**Aim A:** List every line in the records that contains the string "size".

— Start of Source passage —

How to use structured light and image sensors for range detection and identification
There are many reasons why measuring the distance to an object just a few centimeters away is useful. In its simplest form, a single data point provides object detection. With more resources a point cloud can represent a larger, three-dimensional area. This enables object detection and identification based on its surface profile. Once identified, an appropriate action can be taken.
Detecting objects in 3D is essential when either the sensor, the object or both are free to move in any direction. Free movement creates a constantly changing perspective, which would present challenges for sensors that only detect in two dimensions. Adding the third dimension, range, provides vital additional information about the scene.
For example, face scanning becomes much more accurate when using a 3D technology. This is useful for security purposes, but face scanning is also used to detect the direction a person is looking. This can deliver a better experience for user interfaces, for example. It is also being developed for driver monitoring in semi- or fully autonomous vehicles.

— End of Source passage —

**Aim B:** According to the passage on structured light and range detection, what is face scanning being developed for in vehicles?

— Start of Extracted information —

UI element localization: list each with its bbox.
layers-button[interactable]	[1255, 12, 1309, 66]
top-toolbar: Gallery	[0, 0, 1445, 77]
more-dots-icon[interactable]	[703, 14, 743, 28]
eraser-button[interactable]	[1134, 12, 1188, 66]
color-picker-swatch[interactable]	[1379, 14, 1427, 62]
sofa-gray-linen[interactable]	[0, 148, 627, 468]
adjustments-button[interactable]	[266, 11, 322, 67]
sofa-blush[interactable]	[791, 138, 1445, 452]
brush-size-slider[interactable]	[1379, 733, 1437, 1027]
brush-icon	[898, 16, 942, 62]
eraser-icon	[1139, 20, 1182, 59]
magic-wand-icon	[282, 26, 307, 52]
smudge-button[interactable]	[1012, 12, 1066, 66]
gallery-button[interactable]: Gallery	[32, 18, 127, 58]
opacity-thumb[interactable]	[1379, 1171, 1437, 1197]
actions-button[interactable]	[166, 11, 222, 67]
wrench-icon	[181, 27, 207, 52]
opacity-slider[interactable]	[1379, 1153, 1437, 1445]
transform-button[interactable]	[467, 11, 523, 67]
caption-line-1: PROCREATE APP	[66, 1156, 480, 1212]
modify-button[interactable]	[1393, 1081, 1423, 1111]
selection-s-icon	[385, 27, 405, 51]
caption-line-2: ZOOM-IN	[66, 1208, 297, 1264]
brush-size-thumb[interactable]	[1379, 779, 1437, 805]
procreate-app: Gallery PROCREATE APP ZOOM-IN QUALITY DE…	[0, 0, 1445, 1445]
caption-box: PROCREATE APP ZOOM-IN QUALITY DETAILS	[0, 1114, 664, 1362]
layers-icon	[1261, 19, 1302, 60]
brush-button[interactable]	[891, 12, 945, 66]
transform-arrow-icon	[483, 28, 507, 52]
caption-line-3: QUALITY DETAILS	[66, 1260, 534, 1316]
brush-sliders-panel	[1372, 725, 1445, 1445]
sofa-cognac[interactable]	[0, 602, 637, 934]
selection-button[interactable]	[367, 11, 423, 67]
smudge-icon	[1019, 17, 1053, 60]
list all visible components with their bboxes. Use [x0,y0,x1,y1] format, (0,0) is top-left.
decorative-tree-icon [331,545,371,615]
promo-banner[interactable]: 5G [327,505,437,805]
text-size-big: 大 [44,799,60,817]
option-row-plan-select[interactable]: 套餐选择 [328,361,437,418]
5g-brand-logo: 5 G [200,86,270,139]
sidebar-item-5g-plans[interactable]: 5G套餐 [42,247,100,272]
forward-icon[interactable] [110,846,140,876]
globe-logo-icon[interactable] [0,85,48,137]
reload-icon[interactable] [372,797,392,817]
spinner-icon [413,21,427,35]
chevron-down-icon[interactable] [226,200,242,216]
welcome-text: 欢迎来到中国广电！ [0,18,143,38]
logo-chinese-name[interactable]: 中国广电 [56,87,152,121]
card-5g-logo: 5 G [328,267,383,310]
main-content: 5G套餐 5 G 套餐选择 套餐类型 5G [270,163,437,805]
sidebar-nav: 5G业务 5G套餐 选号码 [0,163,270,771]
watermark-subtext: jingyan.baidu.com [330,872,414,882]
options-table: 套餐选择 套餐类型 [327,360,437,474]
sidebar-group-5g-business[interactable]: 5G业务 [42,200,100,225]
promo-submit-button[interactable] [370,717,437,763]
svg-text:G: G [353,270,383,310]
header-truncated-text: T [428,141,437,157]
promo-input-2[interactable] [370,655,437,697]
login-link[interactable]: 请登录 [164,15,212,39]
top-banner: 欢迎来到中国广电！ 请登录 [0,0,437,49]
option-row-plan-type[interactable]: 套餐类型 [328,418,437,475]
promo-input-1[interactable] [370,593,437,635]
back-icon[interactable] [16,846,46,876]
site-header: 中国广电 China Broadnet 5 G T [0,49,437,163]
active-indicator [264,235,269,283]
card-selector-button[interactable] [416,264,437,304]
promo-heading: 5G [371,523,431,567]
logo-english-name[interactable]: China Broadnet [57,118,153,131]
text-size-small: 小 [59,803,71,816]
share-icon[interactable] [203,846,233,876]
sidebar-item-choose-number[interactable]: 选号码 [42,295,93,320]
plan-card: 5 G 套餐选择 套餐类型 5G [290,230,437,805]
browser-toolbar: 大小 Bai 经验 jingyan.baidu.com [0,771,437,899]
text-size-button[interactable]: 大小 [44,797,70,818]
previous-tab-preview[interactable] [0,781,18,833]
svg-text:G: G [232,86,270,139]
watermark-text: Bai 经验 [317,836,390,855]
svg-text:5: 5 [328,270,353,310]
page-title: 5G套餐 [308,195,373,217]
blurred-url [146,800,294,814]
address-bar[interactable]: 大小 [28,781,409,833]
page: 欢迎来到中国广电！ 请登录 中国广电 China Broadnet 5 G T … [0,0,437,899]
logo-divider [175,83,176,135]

— End of Extracted information —

**Worked solution A:**
brush-size-slider[interactable]	[1379, 733, 1437, 1027]
brush-size-thumb[interactable]	[1379, 779, 1437, 805]
text-size-big: 大 [44,799,60,817]
text-size-small: 小 [59,803,71,816]
text-size-button[interactable]: 大小 [44,797,70,818]

**Worked solution B:** Driver monitoring in semi- or fully autonomous vehicles.